* [DATA]
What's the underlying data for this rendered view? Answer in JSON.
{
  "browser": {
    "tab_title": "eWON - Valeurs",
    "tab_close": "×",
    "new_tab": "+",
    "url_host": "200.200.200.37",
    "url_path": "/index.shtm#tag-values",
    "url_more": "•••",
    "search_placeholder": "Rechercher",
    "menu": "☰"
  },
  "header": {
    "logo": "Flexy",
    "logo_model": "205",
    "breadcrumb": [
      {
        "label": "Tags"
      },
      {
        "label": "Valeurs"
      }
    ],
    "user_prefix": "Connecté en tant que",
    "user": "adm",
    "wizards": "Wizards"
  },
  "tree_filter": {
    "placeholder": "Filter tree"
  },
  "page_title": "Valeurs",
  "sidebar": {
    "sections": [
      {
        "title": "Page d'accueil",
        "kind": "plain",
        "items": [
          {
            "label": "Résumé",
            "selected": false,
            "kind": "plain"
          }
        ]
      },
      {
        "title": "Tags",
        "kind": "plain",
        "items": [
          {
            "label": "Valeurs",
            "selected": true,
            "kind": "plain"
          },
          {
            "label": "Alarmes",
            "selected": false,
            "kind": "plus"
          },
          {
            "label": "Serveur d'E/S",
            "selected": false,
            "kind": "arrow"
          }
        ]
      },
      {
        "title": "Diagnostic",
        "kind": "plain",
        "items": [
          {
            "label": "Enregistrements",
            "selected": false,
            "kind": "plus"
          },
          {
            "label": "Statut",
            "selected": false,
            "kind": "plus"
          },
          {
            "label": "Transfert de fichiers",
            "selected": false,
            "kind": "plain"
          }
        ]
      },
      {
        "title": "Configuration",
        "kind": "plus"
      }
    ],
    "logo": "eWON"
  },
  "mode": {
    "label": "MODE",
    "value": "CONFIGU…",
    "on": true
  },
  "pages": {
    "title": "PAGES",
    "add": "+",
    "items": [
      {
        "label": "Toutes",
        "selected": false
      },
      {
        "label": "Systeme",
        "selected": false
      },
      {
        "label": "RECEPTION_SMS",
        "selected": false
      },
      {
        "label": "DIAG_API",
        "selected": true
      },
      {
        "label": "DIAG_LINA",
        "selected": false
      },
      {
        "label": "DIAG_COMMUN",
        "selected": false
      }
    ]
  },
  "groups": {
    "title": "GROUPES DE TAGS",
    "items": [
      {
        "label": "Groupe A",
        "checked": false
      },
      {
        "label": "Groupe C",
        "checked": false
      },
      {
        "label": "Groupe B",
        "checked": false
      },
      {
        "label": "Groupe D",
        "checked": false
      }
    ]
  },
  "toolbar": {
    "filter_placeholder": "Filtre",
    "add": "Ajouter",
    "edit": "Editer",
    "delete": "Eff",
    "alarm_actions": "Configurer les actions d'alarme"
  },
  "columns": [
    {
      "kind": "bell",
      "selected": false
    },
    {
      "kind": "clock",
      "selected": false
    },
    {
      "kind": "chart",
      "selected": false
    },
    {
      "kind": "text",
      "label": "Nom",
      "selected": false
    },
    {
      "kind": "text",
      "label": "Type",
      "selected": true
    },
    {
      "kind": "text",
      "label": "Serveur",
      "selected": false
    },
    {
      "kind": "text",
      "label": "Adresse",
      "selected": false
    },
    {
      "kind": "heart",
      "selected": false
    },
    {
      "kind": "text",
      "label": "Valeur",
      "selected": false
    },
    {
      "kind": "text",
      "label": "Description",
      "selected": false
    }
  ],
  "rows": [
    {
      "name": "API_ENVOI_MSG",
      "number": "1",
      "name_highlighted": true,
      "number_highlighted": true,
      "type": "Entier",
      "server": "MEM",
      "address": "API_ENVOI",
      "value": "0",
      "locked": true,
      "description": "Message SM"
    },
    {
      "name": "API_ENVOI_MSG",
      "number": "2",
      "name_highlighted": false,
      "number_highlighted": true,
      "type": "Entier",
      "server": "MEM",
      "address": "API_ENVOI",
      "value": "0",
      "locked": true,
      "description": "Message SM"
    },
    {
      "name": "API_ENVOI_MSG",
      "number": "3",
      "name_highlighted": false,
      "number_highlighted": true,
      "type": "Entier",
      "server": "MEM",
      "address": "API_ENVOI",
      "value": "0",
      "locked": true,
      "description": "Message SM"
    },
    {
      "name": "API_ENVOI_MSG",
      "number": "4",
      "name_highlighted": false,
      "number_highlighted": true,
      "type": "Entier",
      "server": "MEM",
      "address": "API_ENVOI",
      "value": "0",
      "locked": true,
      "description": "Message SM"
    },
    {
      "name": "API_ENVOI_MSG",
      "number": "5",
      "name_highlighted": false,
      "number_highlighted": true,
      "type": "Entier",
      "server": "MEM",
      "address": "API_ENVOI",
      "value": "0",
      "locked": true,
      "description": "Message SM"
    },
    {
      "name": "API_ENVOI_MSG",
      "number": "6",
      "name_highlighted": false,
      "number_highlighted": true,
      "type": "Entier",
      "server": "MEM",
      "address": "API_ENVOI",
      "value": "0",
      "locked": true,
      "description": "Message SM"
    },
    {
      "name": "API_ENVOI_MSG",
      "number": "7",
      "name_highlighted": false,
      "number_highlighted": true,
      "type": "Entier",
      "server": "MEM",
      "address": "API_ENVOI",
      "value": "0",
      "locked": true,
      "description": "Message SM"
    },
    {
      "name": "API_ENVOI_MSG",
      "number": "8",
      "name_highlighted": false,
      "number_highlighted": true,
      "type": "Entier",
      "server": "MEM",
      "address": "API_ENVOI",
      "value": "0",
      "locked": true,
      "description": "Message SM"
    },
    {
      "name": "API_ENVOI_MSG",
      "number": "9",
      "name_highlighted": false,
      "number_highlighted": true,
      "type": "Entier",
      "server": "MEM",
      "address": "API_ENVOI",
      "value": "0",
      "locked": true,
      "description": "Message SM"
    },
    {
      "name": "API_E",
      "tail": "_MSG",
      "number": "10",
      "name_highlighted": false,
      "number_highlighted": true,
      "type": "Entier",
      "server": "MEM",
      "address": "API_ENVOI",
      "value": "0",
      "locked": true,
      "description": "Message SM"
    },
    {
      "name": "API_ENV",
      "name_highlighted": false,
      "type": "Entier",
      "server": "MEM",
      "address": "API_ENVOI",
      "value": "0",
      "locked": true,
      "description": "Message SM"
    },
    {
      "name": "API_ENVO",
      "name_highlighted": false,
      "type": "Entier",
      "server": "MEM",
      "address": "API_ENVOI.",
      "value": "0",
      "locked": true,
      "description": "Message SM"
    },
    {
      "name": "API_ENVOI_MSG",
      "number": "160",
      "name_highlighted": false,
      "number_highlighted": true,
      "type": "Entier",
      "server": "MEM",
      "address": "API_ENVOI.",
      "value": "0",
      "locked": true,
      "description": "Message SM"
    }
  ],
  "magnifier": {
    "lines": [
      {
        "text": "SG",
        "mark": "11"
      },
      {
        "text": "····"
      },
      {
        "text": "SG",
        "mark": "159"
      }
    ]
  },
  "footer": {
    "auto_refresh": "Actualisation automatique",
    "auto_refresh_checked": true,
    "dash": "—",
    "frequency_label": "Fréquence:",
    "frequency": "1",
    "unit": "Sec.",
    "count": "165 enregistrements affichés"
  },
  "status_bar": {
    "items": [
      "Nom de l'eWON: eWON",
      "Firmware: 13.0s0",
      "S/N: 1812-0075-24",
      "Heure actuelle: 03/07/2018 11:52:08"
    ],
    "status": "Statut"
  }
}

* [EXERCISE GOAL]
All of the entries must be quoted exactly; please include each one.

* [THE RESPONSE]
What's the underlying data for this rendered view? Answer in JSON.
{
  "browser": {
    "tab_title": "eWON - Valeurs",
    "tab_close": "×",
    "new_tab": "+",
    "url_host": "200.200.200.37",
    "url_path": "/index.shtm#tag-values",
    "url_more": "•••",
    "search_placeholder": "Rechercher",
    "menu": "☰"
  },
  "header": {
    "logo": "Flexy",
    "logo_model": "205",
    "breadcrumb": [
      {
        "label": "Tags"
      },
      {
        "label": "Valeurs"
      }
    ],
    "user_prefix": "Connecté en tant que",
    "user": "adm",
    "wizards": "Wizards"
  },
  "tree_filter": {
    "placeholder": "Filter tree"
  },
  "page_title": "Valeurs",
  "sidebar": {
    "sections": [
      {
        "title": "Page d'accueil",
        "kind": "plain",
        "items": [
          {
            "label": "Résumé",
            "selected": false,
            "kind": "plain"
          }
        ]
      },
      {
        "title": "Tags",
        "kind": "plain",
        "items": [
          {
            "label": "Valeurs",
            "selected": true,
            "kind": "plain"
          },
          {
            "label": "Alarmes",
            "selected": false,
            "kind": "plus"
          },
          {
            "label": "Serveur d'E/S",
            "selected": false,
            "kind": "arrow"
          }
        ]
      },
      {
        "title": "Diagnostic",
        "kind": "plain",
        "items": [
          {
            "label": "Enregistrements",
            "selected": false,
            "kind": "plus"
          },
          {
            "label": "Statut",
            "selected": false,
            "kind": "plus"
          },
          {
            "label": "Transfert de fichiers",
            "selected": false,
            "kind": "plain"
          }
        ]
      },
      {
        "title": "Configuration",
        "kind": "plus"
      }
    ],
    "logo": "eWON"
  },
  "mode": {
    "label": "MODE",
    "value": "CONFIGU…",
    "on": true
  },
  "pages": {
    "title": "PAGES",
    "add": "+",
    "items": [
      {
        "label": "Toutes",
        "selected": false
      },
      {
        "label": "Systeme",
        "selected": false
      },
      {
        "label": "RECEPTION_SMS",
        "selected": false
      },
      {
        "label": "DIAG_API",
        "selected": true
      },
      {
        "label": "DIAG_LINA",
        "selected": false
      },
      {
        "label": "DIAG_COMMUN",
        "selected": false
      }
    ]
  },
  "groups": {
    "title": "GROUPES DE TAGS",
    "items": [
      {
        "label": "Groupe A",
        "checked": false
      },
      {
        "label": "Groupe C",
        "checked": false
      },
      {
        "label": "Groupe B",
        "checked": false
      },
      {
        "label": "Groupe D",
        "checked": false
      }
    ]
  },
  "toolbar": {
    "filter_placeholder": "Filtre",
    "add": "Ajouter",
    "edit": "Editer",
    "delete": "Eff",
    "alarm_actions": "Configurer les actions d'alarme"
  },
  "columns": [
    {
      "kind": "bell",
      "selected": false
    },
    {
      "kind": "clock",
      "selected": false
    },
    {
      "kind": "chart",
      "selected": false
    },
    {
      "kind": "text",
      "label": "Nom",
      "selected": false
    },
    {
      "kind": "text",
      "label": "Type",
      "selected": true
    },
    {
      "kind": "text",
      "label": "Serveur",
      "selected": false
    },
    {
      "kind": "text",
      "label": "Adresse",
      "selected": false
    },
    {
      "kind": "heart",
      "selected": false
    },
    {
      "kind": "text",
      "label": "Valeur",
      "selected": false
    },
    {
      "kind": "text",
      "label": "Description",
      "selected": false
    }
  ],
  "rows": [
    {
      "name": "API_ENVOI_MSG",
      "number": "1",
      "name_highlighted": true,
      "number_highlighted": true,
      "type": "Entier",
      "server": "MEM",
      "address": "API_ENVOI",
      "value": "0",
      "locked": true,
      "description": "Message SM"
    },
    {
      "name": "API_ENVOI_MSG",
      "number": "2",
      "name_highlighted": false,
      "number_highlighted": true,
      "type": "Entier",
      "server": "MEM",
      "address": "API_ENVOI",
      "value": "0",
      "locked": true,
      "description": "Message SM"
    },
    {
      "name": "API_ENVOI_MSG",
      "number": "3",
      "name_highlighted": false,
      "number_highlighted": true,
      "type": "Entier",
      "server": "MEM",
      "address": "API_ENVOI",
      "value": "0",
      "locked": true,
      "description": "Message SM"
    },
    {
      "name": "API_ENVOI_MSG",
      "number": "4",
      "name_highlighted": false,
      "number_highlighted": true,
      "type": "Entier",
      "server": "MEM",
      "address": "API_ENVOI",
      "value": "0",
      "locked": true,
      "description": "Message SM"
    },
    {
      "name": "API_ENVOI_MSG",
      "number": "5",
      "name_highlighted": false,
      "number_highlighted": true,
      "type": "Entier",
      "server": "MEM",
      "address": "API_ENVOI",
      "value": "0",
      "locked": true,
      "description": "Message SM"
    },
    {
      "name": "API_ENVOI_MSG",
      "number": "6",
      "name_highlighted": false,
      "number_highlighted": true,
      "type": "Entier",
      "server": "MEM",
      "address": "API_ENVOI",
      "value": "0",
      "locked": true,
      "description": "Message SM"
    },
    {
      "name": "API_ENVOI_MSG",
      "number": "7",
      "name_highlighted": false,
      "number_highlighted": true,
      "type": "Entier",
      "server": "MEM",
      "address": "API_ENVOI",
      "value": "0",
      "locked": true,
      "description": "Message SM"
    },
    {
      "name": "API_ENVOI_MSG",
      "number": "8",
      "name_highlighted": false,
      "number_highlighted": true,
      "type": "Entier",
      "server": "MEM",
      "address": "API_ENVOI",
      "value": "0",
      "locked": true,
      "description": "Message SM"
    },
    {
      "name": "API_ENVOI_MSG",
      "number": "9",
      "name_highlighted": false,
      "number_highlighted": true,
      "type": "Entier",
      "server": "MEM",
      "address": "API_ENVOI",
      "value": "0",
      "locked": true,
      "description": "Message SM"
    },
    {
      "name": "API_E",
      "tail": "_MSG",
      "number": "10",
      "name_highlighted": false,
      "number_highlighted": true,
      "type": "Entier",
      "server": "MEM",
      "address": "API_ENVOI",
      "value": "0",
      "locked": true,
      "description": "Message SM"
    },
    {
      "name": "API_ENV",
      "name_highlighted": false,
      "type": "Entier",
      "server": "MEM",
      "address": "API_ENVOI",
      "value": "0",
      "locked": true,
      "description": "Message SM"
    },
    {
      "name": "API_ENVO",
      "name_highlighted": false,
      "type": "Entier",
      "server": "MEM",
      "address": "API_ENVOI.",
      "value": "0",
      "locked": true,
      "description": "Message SM"
    },
    {
      "name": "API_ENVOI_MSG",
      "number": "160",
      "name_highlighted": false,
      "number_highlighted": true,
      "type": "Entier",
      "server": "MEM",
      "address": "API_ENVOI.",
      "value": "0",
      "locked": true,
      "description": "Message SM"
    }
  ],
  "magnifier": {
    "lines": [
      {
        "text": "SG",
        "mark": "11"
      },
      {
        "text": "····"
      },
      {
        "text": "SG",
        "mark": "159"
      }
    ]
  },
  "footer": {
    "auto_refresh": "Actualisation automatique",
    "auto_refresh_checked": true,
    "dash": "—",
    "frequency_label": "Fréquence:",
    "frequency": "1",
    "unit": "Sec.",
    "count": "165 enregistrements affichés"
  },
  "status_bar": {
    "items": [
      "Nom de l'eWON: eWON",
      "Firmware: 13.0s0",
      "S/N: 1812-0075-24",
      "Heure actuelle: 03/07/2018 11:52:08"
    ],
    "status": "Statut"
  }
}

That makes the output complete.